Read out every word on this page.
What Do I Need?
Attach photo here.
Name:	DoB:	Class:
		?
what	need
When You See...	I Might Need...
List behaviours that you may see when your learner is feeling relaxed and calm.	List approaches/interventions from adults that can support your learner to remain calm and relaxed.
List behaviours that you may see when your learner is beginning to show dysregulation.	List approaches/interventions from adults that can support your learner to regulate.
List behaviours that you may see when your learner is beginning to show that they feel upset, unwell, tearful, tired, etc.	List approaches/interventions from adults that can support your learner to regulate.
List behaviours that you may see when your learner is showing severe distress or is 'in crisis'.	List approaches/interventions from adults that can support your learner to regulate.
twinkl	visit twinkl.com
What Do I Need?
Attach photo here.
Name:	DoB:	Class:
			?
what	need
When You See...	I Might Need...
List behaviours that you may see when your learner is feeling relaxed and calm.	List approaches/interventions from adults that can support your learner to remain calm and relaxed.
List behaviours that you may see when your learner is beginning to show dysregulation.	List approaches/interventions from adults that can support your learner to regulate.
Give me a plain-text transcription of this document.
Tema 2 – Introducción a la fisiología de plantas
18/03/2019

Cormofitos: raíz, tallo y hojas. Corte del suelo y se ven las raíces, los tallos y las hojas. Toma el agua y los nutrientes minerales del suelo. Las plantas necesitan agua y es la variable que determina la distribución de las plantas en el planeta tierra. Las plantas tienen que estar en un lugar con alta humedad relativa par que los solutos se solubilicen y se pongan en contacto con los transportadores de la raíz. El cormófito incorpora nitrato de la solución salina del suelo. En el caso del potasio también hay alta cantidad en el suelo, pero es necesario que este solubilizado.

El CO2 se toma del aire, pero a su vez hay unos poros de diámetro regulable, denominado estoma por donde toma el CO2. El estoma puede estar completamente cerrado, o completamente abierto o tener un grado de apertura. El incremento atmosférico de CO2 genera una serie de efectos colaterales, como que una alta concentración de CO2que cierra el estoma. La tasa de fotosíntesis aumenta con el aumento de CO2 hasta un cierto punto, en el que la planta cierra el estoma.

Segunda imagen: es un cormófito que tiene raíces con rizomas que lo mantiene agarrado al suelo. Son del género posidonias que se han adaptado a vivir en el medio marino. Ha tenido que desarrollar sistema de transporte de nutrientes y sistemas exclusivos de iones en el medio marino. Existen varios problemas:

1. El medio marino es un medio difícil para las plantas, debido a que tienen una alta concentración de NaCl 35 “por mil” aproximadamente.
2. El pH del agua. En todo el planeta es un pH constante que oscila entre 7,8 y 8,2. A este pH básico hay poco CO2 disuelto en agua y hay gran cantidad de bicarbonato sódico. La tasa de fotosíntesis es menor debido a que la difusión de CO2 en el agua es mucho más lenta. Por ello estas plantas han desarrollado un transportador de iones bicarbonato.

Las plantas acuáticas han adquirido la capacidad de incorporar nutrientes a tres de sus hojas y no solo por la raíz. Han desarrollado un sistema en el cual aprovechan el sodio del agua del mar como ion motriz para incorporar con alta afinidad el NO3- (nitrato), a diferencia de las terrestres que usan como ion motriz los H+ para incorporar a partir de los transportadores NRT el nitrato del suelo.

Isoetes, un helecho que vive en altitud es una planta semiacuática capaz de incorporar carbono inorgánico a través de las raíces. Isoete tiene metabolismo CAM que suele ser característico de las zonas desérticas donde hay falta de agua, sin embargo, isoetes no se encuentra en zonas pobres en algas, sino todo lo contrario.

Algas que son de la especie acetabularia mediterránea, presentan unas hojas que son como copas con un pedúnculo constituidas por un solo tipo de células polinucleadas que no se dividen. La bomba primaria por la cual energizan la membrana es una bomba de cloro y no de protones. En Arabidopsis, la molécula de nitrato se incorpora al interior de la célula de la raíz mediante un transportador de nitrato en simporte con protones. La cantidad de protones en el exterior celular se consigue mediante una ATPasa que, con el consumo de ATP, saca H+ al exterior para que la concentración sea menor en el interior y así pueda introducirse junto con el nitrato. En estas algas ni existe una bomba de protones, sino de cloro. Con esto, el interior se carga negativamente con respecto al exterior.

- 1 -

####

What you should do – Within the data above, pick out all lines holding the word "tasa".

The reply –
El CO2 se toma del aire, pero a su vez hay unos poros de diámetro regulable, denominado estoma por donde toma el CO2. El estoma puede estar completamente cerrado, o completamente abierto o tener un grado de apertura. El incremento atmosférico de CO2 genera una serie de efectos colaterales, como que una alta concentración de CO2que cierra el estoma. La tasa de fotosíntesis aumenta con el aumento de CO2 hasta un cierto punto, en el que la planta cierra el estoma.
2. El pH del agua. En todo el planeta es un pH constante que oscila entre 7,8 y 8,2. A este pH básico hay poco CO2 disuelto en agua y hay gran cantidad de bicarbonato sódico. La tasa de fotosíntesis es menor debido a que la difusión de CO2 en el agua es mucho más lenta. Por ello estas plantas han desarrollado un transportador de iones bicarbonato.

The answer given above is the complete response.